● **WHAT THE TASK REQUIRES**
Copy out each line of the data that holds the word "text".
[start EXERCISE INPUTS]
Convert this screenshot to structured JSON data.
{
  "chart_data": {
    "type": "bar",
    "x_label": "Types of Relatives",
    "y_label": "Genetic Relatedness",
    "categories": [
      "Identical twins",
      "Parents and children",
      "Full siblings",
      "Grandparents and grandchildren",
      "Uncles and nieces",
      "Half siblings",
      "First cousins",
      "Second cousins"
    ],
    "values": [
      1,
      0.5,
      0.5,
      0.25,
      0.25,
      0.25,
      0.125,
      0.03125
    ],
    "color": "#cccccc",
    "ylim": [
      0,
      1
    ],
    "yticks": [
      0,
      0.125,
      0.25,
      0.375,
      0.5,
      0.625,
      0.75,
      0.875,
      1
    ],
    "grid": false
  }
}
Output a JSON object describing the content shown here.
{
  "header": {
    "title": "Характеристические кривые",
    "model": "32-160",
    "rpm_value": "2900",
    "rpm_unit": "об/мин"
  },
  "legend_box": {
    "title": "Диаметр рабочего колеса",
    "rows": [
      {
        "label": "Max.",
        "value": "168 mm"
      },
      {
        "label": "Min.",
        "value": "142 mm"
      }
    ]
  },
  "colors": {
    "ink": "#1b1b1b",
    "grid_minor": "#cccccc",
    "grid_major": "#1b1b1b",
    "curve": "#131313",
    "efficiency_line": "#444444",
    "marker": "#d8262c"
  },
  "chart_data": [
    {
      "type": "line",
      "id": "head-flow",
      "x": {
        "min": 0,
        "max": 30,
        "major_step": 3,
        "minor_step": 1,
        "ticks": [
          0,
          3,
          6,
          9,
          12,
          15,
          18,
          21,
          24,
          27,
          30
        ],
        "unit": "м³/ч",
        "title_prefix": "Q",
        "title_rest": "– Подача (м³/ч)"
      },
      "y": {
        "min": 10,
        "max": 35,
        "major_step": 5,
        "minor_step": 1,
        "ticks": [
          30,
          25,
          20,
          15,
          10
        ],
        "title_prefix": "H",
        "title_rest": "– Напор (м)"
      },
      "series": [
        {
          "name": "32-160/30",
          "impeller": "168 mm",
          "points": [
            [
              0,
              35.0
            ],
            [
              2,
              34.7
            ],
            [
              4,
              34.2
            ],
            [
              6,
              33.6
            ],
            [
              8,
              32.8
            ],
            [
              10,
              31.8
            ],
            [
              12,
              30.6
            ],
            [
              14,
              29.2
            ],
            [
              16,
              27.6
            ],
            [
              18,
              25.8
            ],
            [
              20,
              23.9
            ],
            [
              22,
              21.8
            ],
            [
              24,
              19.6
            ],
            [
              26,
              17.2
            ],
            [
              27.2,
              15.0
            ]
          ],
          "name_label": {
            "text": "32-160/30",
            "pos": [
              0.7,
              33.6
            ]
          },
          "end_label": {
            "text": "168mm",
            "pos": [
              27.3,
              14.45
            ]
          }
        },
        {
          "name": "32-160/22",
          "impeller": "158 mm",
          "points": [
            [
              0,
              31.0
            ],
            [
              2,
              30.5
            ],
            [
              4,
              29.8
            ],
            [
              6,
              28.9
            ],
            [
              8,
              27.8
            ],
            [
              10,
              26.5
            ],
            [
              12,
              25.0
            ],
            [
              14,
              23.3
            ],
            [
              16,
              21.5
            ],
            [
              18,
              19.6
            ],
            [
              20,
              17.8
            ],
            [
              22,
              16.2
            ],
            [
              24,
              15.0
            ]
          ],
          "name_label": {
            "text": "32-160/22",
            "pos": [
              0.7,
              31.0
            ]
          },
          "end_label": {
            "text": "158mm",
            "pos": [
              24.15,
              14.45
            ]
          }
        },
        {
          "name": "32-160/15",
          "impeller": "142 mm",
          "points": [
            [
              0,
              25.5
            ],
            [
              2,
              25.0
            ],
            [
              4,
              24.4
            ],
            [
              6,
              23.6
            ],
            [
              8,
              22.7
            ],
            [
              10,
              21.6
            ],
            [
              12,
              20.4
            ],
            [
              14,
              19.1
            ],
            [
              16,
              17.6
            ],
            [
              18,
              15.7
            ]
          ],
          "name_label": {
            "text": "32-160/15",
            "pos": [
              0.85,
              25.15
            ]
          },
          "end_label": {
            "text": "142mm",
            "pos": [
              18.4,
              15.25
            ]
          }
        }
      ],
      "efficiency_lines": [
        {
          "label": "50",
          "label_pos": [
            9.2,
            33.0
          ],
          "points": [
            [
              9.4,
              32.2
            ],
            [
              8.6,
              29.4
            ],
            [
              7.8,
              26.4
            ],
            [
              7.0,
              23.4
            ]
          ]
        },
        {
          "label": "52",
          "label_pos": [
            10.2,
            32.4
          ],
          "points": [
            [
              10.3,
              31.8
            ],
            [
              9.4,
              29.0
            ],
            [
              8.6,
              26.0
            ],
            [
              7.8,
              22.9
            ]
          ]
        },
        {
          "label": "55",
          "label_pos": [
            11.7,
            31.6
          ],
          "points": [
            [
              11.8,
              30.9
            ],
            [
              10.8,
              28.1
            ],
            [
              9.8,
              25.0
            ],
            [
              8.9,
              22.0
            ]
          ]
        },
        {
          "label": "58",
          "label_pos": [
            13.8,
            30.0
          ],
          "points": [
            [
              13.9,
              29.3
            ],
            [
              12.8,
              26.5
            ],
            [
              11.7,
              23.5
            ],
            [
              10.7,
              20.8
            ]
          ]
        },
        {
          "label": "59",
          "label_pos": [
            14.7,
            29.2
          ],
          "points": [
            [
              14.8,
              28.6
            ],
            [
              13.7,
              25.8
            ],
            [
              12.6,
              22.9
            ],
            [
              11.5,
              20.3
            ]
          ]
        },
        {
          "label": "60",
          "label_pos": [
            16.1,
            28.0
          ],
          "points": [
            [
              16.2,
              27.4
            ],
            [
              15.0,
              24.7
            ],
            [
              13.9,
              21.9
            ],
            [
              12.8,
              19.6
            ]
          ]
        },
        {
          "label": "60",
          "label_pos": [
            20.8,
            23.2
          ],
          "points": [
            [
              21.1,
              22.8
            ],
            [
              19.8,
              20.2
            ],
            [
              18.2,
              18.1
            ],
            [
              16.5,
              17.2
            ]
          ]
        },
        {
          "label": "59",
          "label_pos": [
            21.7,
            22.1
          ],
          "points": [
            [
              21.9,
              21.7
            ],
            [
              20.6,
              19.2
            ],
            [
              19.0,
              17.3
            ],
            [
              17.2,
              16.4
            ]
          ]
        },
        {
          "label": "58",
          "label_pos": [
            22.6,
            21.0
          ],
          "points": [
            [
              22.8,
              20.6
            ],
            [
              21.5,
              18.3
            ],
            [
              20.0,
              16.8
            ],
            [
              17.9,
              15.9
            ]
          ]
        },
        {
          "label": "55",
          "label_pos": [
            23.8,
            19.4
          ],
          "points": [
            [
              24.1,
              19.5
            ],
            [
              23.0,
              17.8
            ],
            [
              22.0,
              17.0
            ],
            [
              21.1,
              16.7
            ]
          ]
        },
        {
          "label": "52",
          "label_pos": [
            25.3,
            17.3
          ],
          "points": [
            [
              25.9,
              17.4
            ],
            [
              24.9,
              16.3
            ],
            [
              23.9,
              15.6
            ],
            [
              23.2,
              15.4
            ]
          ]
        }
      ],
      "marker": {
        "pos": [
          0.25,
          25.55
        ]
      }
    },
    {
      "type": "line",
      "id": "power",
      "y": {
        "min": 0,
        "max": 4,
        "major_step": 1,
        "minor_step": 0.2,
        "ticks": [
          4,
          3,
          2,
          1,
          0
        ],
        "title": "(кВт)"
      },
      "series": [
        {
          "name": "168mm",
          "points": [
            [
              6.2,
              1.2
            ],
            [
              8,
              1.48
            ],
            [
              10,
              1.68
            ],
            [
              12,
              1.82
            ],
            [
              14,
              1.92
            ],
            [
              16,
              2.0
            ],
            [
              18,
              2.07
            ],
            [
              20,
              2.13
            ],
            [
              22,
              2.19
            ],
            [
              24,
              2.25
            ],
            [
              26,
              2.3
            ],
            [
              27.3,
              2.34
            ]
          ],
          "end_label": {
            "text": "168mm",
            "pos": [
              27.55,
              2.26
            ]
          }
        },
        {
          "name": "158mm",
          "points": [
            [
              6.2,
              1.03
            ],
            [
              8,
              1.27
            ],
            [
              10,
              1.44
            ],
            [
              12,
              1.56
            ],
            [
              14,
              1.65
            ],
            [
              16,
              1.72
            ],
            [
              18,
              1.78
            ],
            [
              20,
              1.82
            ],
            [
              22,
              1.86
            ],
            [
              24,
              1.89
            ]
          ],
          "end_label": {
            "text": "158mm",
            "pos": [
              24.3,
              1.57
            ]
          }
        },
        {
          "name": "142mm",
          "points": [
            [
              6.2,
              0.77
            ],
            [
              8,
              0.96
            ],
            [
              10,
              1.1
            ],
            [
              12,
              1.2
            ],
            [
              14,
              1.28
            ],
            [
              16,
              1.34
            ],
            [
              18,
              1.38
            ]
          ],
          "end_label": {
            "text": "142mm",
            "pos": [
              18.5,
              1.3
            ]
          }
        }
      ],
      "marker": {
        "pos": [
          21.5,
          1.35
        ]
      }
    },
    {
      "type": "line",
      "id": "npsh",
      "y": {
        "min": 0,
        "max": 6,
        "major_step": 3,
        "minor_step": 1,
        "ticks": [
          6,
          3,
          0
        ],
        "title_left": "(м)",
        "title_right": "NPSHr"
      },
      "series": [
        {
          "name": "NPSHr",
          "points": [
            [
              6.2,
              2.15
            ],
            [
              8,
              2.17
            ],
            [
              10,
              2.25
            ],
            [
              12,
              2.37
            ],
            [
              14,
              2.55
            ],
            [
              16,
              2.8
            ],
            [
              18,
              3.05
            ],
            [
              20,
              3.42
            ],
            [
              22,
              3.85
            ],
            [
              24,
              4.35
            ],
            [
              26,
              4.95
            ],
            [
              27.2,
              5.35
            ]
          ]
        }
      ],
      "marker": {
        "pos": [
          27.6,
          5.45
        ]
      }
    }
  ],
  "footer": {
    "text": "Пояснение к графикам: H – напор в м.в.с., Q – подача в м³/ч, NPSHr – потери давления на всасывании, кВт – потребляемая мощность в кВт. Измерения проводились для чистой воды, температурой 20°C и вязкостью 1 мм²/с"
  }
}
[end EXERCISE INPUTS]
● **PROBLEM SOLUTION**
            "text": "32-160/30",
            "text": "168mm",
            "text": "32-160/22",
            "text": "158mm",
            "text": "32-160/15",
            "text": "142mm",
            "text": "168mm",
            "text": "158mm",
            "text": "142mm",
    "text": "Пояснение к графикам: H – напор в м.в.с., Q – подача в м³/ч, NPSHr – потери давления на всасывании, кВт – потребляемая мощность в кВт. Измерения проводились для чистой воды, температурой 20°C и вязкостью 1 мм²/с"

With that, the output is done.